- **Data shown**
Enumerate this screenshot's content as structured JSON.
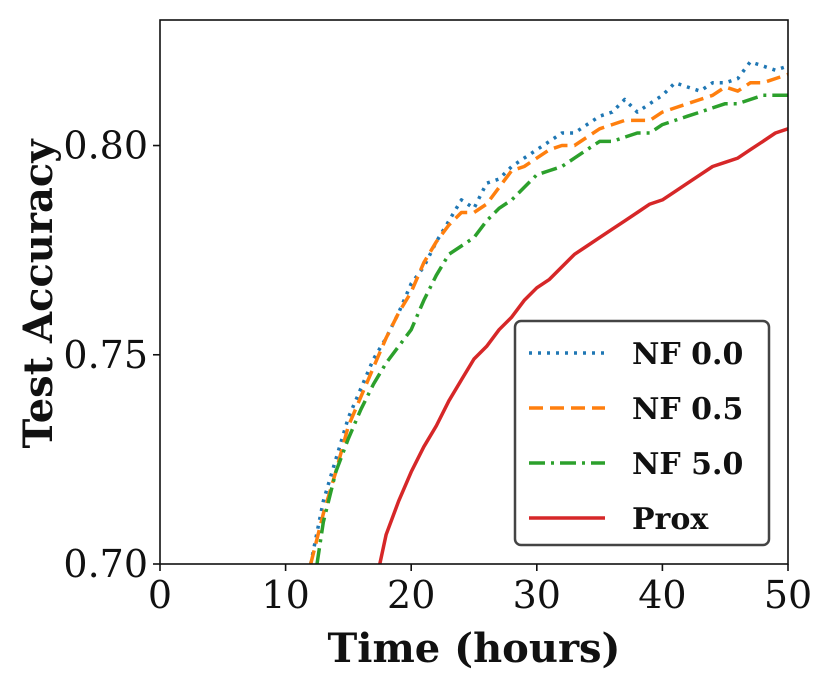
{
  "chart_data": {
    "type": "line",
    "xlabel": "Time (hours)",
    "ylabel": "Test Accuracy",
    "xlim": [
      0,
      50
    ],
    "ylim": [
      0.7,
      0.83
    ],
    "x_ticks": [
      0,
      10,
      20,
      30,
      40,
      50
    ],
    "x_tick_labels": [
      "0",
      "10",
      "20",
      "30",
      "40",
      "50"
    ],
    "y_ticks": [
      0.7,
      0.75,
      0.8
    ],
    "y_tick_labels": [
      "0.70",
      "0.75",
      "0.80"
    ],
    "grid": false,
    "legend_position": "lower-right",
    "series": [
      {
        "name": "NF 0.0",
        "color": "#1f77b4",
        "style": "dotted",
        "x": [
          12,
          13,
          14,
          15,
          16,
          17,
          18,
          19,
          20,
          21,
          22,
          23,
          24,
          25,
          26,
          27,
          28,
          29,
          30,
          31,
          32,
          33,
          34,
          35,
          36,
          37,
          38,
          39,
          40,
          41,
          42,
          43,
          44,
          45,
          46,
          47,
          48,
          49,
          50
        ],
        "y": [
          0.7,
          0.715,
          0.725,
          0.735,
          0.742,
          0.749,
          0.754,
          0.76,
          0.767,
          0.771,
          0.777,
          0.782,
          0.787,
          0.785,
          0.791,
          0.792,
          0.795,
          0.797,
          0.799,
          0.801,
          0.803,
          0.803,
          0.805,
          0.807,
          0.808,
          0.811,
          0.808,
          0.81,
          0.812,
          0.815,
          0.814,
          0.813,
          0.815,
          0.815,
          0.816,
          0.82,
          0.819,
          0.818,
          0.819
        ]
      },
      {
        "name": "NF 0.5",
        "color": "#ff7f0e",
        "style": "dashed",
        "x": [
          12,
          13,
          14,
          15,
          16,
          17,
          18,
          19,
          20,
          21,
          22,
          23,
          24,
          25,
          26,
          27,
          28,
          29,
          30,
          31,
          32,
          33,
          34,
          35,
          36,
          37,
          38,
          39,
          40,
          41,
          42,
          43,
          44,
          45,
          46,
          47,
          48,
          49,
          50
        ],
        "y": [
          0.7,
          0.712,
          0.722,
          0.733,
          0.74,
          0.747,
          0.754,
          0.76,
          0.765,
          0.772,
          0.777,
          0.781,
          0.784,
          0.784,
          0.786,
          0.79,
          0.794,
          0.795,
          0.797,
          0.799,
          0.8,
          0.8,
          0.802,
          0.804,
          0.805,
          0.806,
          0.806,
          0.806,
          0.808,
          0.809,
          0.81,
          0.811,
          0.812,
          0.814,
          0.813,
          0.815,
          0.815,
          0.816,
          0.817
        ]
      },
      {
        "name": "NF 5.0",
        "color": "#2ca02c",
        "style": "dashdot",
        "x": [
          12.5,
          13,
          14,
          15,
          16,
          17,
          18,
          19,
          20,
          21,
          22,
          23,
          24,
          25,
          26,
          27,
          28,
          29,
          30,
          31,
          32,
          33,
          34,
          35,
          36,
          37,
          38,
          39,
          40,
          41,
          42,
          43,
          44,
          45,
          46,
          47,
          48,
          49,
          50
        ],
        "y": [
          0.7,
          0.71,
          0.722,
          0.73,
          0.737,
          0.743,
          0.748,
          0.752,
          0.756,
          0.763,
          0.769,
          0.774,
          0.776,
          0.778,
          0.782,
          0.785,
          0.787,
          0.79,
          0.793,
          0.794,
          0.795,
          0.797,
          0.799,
          0.801,
          0.801,
          0.802,
          0.803,
          0.803,
          0.805,
          0.806,
          0.807,
          0.808,
          0.809,
          0.81,
          0.81,
          0.811,
          0.812,
          0.812,
          0.812
        ]
      },
      {
        "name": "Prox",
        "color": "#d62728",
        "style": "solid",
        "x": [
          17.5,
          18,
          19,
          20,
          21,
          22,
          23,
          24,
          25,
          26,
          27,
          28,
          29,
          30,
          31,
          32,
          33,
          34,
          35,
          36,
          37,
          38,
          39,
          40,
          41,
          42,
          43,
          44,
          45,
          46,
          47,
          48,
          49,
          50
        ],
        "y": [
          0.7,
          0.707,
          0.715,
          0.722,
          0.728,
          0.733,
          0.739,
          0.744,
          0.749,
          0.752,
          0.756,
          0.759,
          0.763,
          0.766,
          0.768,
          0.771,
          0.774,
          0.776,
          0.778,
          0.78,
          0.782,
          0.784,
          0.786,
          0.787,
          0.789,
          0.791,
          0.793,
          0.795,
          0.796,
          0.797,
          0.799,
          0.801,
          0.803,
          0.804
        ]
      }
    ]
  }
}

- **Work to complete**
Gather each line of the listing that holds the string "style".

- **Full output**
        "style": "dotted",
        "style": "dashed",
        "style": "dashdot",
        "style": "solid",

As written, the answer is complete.